• [THE TASK]: Collect each line containing "Please".

• [DATA LISTING]:
——————
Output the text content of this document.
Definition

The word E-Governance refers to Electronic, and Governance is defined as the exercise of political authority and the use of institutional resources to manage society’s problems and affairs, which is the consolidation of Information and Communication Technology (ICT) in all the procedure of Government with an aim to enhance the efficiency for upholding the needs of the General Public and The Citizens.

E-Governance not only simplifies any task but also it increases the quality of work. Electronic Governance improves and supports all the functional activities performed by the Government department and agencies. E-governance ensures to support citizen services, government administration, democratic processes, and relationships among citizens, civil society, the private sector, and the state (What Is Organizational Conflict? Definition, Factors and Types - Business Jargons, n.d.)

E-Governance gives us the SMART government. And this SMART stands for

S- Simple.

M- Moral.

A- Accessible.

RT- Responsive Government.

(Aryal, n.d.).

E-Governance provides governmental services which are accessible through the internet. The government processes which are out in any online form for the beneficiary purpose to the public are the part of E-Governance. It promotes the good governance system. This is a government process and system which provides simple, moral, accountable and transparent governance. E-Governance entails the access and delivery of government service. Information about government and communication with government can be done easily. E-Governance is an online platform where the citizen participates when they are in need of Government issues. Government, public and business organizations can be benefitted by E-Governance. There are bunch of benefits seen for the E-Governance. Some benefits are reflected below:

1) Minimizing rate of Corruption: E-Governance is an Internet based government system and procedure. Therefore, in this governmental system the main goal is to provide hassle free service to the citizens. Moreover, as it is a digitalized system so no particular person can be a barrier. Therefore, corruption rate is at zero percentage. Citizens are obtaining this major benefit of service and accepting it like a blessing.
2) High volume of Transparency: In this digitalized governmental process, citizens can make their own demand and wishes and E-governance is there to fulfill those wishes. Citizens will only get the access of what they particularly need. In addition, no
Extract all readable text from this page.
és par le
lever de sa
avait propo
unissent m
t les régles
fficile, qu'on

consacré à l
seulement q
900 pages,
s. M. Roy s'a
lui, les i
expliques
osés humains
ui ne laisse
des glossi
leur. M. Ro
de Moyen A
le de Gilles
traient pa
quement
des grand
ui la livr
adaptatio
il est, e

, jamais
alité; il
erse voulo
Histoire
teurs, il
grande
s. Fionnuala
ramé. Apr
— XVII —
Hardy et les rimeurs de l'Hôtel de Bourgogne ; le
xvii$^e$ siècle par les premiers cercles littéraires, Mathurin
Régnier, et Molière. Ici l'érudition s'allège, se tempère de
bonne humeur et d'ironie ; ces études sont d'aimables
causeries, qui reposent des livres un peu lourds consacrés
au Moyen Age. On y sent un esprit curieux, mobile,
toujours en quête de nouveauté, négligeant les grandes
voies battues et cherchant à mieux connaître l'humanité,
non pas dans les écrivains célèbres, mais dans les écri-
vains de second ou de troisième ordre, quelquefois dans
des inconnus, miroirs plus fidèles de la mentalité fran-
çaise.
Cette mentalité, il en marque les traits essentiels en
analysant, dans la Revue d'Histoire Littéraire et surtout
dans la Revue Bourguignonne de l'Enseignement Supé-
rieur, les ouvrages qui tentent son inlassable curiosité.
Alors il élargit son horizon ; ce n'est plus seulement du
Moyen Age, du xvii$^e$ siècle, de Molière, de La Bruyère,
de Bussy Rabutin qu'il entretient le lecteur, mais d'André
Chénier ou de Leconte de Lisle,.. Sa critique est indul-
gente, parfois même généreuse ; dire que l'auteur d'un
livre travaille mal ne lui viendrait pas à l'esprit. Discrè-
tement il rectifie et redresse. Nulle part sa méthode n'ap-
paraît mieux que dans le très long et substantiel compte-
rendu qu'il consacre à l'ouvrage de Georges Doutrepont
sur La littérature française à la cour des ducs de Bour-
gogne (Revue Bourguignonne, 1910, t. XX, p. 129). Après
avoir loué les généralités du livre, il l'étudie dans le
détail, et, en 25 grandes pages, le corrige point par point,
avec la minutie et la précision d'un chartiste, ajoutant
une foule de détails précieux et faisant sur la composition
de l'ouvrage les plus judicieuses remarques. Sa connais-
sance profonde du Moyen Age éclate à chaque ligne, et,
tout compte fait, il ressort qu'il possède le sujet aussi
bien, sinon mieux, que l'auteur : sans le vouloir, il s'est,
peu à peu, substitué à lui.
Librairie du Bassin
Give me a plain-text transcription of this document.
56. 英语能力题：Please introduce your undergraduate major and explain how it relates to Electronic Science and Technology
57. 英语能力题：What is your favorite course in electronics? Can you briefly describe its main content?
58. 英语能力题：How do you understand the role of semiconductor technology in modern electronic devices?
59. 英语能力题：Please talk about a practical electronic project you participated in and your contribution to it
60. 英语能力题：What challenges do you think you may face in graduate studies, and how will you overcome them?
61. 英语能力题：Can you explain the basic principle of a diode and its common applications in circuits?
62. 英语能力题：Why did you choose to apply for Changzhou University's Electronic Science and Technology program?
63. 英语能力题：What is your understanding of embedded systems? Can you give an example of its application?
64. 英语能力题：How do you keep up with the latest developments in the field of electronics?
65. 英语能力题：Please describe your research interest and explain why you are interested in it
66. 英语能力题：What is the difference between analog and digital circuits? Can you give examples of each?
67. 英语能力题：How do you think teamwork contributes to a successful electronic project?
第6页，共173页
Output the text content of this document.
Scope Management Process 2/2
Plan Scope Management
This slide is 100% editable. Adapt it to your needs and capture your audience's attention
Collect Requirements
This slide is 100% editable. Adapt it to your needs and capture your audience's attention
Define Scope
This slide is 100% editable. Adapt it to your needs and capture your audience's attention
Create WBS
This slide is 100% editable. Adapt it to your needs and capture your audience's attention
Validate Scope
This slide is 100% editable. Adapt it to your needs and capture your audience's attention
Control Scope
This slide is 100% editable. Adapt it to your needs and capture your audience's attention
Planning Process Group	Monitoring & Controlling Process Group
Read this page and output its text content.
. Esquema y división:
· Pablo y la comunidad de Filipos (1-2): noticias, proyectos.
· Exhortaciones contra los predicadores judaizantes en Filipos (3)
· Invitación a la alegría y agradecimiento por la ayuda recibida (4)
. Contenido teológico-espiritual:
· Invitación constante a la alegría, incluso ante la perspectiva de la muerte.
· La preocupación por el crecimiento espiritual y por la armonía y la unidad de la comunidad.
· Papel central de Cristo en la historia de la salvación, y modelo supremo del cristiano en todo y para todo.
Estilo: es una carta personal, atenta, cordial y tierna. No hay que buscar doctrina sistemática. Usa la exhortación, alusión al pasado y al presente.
——————
• [EXERCISE OUTPUT]:
56. 英语能力题：Please introduce your undergraduate major and explain how it relates to Electronic Science and Technology
59. 英语能力题：Please talk about a practical electronic project you participated in and your contribution to it
65. 英语能力题：Please describe your research interest and explain why you are interested in it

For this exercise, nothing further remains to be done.